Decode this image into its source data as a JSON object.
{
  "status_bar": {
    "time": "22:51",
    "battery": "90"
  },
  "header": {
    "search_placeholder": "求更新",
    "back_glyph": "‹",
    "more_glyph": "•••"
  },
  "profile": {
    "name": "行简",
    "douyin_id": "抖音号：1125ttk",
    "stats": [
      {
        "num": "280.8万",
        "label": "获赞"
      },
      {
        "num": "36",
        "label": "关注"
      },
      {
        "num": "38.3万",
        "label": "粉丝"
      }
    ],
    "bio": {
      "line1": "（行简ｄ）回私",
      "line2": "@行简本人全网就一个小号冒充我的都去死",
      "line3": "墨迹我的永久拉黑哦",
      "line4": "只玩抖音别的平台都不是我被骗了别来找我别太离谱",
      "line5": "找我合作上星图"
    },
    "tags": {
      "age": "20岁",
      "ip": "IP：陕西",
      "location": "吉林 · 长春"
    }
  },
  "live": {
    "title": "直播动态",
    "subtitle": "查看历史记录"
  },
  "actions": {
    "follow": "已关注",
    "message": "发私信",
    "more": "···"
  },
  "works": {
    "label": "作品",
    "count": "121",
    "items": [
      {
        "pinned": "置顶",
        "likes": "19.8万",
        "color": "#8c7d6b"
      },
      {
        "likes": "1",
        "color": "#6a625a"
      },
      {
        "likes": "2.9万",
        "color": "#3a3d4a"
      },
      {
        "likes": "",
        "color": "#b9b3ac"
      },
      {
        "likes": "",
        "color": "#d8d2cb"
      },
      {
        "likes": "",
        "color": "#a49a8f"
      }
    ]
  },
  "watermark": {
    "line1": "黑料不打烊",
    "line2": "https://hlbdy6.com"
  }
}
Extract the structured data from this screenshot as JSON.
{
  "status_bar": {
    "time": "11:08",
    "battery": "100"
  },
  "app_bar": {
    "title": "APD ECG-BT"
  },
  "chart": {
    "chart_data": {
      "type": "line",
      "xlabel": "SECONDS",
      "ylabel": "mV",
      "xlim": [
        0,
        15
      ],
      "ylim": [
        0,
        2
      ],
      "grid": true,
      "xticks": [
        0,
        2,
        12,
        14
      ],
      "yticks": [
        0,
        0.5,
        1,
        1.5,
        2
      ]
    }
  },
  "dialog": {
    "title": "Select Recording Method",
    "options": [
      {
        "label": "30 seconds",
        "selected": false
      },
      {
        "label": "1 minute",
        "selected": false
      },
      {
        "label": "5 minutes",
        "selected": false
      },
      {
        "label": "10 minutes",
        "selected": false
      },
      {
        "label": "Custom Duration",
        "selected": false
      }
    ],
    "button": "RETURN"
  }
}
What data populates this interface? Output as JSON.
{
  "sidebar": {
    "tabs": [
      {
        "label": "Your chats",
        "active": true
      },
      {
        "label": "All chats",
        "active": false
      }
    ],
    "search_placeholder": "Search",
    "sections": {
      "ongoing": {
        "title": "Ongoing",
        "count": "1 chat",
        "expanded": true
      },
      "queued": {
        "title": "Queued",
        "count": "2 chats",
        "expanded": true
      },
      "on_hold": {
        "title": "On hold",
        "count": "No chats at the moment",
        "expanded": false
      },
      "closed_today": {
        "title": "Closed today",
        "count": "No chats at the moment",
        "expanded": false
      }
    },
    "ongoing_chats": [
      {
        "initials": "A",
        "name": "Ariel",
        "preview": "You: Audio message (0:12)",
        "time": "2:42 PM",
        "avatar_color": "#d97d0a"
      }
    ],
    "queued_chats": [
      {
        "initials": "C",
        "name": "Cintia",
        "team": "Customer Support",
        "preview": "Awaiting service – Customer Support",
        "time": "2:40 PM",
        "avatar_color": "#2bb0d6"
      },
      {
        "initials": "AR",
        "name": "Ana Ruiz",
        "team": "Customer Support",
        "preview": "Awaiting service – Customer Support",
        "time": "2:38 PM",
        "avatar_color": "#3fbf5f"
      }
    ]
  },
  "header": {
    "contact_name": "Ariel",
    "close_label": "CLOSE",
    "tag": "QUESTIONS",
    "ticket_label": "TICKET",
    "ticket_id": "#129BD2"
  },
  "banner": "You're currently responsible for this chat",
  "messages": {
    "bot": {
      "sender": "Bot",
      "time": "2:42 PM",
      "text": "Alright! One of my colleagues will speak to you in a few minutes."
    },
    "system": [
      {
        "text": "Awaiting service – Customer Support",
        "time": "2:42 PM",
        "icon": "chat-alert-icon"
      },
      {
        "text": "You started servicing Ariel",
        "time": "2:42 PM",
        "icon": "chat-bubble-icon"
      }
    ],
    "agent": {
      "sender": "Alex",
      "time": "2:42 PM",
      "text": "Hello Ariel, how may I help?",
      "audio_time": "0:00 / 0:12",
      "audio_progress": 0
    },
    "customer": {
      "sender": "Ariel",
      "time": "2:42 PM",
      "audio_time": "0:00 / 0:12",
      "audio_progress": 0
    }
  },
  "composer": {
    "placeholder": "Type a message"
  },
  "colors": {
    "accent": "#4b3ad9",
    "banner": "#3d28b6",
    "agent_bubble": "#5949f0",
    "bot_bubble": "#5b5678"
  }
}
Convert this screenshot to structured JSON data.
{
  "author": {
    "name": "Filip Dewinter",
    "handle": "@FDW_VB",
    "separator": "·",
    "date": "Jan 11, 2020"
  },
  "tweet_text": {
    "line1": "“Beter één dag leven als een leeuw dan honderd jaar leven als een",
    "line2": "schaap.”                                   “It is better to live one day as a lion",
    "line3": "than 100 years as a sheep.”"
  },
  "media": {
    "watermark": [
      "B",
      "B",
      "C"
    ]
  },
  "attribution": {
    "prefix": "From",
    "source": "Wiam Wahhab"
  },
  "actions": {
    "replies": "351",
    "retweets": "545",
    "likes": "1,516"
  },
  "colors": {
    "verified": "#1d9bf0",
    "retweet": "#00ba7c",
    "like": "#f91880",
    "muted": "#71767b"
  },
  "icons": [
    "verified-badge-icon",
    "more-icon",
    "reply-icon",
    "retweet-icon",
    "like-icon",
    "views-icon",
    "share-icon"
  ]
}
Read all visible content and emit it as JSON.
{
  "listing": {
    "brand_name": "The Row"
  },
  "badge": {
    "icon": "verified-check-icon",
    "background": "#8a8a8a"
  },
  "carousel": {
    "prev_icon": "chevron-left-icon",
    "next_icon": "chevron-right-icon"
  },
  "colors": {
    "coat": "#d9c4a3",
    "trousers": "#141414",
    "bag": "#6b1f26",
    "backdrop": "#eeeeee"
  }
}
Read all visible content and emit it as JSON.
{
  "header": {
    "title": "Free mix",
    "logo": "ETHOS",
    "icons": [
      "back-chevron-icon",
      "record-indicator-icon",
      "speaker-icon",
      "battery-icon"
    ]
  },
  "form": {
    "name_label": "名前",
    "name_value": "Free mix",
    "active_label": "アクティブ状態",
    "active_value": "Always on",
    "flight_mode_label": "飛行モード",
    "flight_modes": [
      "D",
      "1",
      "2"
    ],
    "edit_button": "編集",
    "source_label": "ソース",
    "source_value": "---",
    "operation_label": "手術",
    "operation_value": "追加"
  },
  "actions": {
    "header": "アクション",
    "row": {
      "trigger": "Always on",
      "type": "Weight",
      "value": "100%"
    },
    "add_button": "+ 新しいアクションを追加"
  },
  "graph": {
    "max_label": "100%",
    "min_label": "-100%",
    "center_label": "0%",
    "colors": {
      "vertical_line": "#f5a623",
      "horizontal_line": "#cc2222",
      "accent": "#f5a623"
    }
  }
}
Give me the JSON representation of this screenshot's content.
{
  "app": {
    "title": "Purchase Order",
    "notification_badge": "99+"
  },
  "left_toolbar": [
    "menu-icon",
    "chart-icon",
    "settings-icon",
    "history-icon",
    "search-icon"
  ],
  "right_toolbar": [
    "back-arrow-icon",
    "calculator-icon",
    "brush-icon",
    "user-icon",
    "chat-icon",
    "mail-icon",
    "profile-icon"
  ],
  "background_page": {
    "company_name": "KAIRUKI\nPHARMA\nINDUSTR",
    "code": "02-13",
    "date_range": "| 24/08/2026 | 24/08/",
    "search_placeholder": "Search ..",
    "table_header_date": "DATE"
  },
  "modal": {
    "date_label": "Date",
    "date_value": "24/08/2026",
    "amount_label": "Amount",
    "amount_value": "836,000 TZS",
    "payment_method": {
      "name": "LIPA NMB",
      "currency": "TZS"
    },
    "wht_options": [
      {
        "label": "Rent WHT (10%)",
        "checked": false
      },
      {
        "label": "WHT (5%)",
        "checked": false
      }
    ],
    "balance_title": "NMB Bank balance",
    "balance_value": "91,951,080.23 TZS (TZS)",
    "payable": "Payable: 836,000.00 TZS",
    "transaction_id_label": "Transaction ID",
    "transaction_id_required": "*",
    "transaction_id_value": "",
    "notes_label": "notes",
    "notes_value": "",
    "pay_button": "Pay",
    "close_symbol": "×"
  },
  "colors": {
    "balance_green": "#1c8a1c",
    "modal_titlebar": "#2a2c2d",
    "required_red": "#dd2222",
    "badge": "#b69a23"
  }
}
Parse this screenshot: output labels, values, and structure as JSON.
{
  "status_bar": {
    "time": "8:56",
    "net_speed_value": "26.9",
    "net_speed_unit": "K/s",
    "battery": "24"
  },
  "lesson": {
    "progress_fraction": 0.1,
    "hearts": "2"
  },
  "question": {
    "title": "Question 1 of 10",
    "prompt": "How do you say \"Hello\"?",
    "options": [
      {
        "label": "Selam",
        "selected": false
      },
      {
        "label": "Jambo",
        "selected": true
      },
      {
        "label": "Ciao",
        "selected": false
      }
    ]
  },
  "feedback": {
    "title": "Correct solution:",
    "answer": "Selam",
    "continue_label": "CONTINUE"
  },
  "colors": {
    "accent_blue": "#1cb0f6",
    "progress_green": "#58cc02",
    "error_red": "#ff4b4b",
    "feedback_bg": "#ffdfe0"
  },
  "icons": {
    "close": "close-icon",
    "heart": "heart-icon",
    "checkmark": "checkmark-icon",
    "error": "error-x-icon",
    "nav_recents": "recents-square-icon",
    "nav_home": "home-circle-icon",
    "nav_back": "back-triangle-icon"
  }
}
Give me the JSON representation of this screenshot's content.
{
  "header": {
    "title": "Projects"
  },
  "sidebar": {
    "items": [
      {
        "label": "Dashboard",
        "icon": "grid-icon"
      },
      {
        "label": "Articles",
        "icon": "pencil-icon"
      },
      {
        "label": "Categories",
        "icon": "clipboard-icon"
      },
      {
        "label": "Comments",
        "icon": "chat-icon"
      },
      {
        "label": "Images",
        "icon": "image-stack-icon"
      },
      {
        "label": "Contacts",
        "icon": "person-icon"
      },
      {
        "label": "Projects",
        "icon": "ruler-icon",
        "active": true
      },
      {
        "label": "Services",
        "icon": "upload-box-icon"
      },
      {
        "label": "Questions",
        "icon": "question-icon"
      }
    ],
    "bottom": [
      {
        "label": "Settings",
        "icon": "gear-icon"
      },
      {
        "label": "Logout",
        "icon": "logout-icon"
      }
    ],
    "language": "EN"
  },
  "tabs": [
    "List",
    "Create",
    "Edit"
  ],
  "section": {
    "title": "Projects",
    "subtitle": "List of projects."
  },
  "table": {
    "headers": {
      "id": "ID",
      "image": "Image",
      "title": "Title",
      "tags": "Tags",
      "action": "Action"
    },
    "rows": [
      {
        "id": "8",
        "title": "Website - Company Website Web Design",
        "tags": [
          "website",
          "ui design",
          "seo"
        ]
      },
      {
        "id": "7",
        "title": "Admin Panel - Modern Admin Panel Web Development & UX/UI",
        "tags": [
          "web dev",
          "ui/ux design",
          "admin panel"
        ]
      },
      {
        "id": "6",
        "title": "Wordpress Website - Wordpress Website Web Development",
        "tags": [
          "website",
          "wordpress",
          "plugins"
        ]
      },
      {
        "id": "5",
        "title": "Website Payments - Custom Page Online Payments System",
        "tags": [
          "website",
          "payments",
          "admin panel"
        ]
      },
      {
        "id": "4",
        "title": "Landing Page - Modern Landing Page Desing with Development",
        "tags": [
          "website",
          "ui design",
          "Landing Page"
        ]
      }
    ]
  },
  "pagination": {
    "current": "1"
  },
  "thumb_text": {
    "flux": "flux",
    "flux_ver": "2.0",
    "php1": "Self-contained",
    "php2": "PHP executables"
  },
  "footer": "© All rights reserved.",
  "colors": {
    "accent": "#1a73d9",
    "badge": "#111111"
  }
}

--- --- ---

__Instruction__
Filter the entries above down to the lines containing the word "this".

__Reply__
Decode this image into its source data as a JSON object.
Extract the structured data from this screenshot as JSON.
What data populates this interface? Output as JSON.
  "banner": "You're currently responsible for this chat",
Convert this screenshot to structured JSON data.
Give me the JSON representation of this screenshot's content.
Parse this screenshot: output labels, values, and structure as JSON.
Give me the JSON representation of this screenshot's content.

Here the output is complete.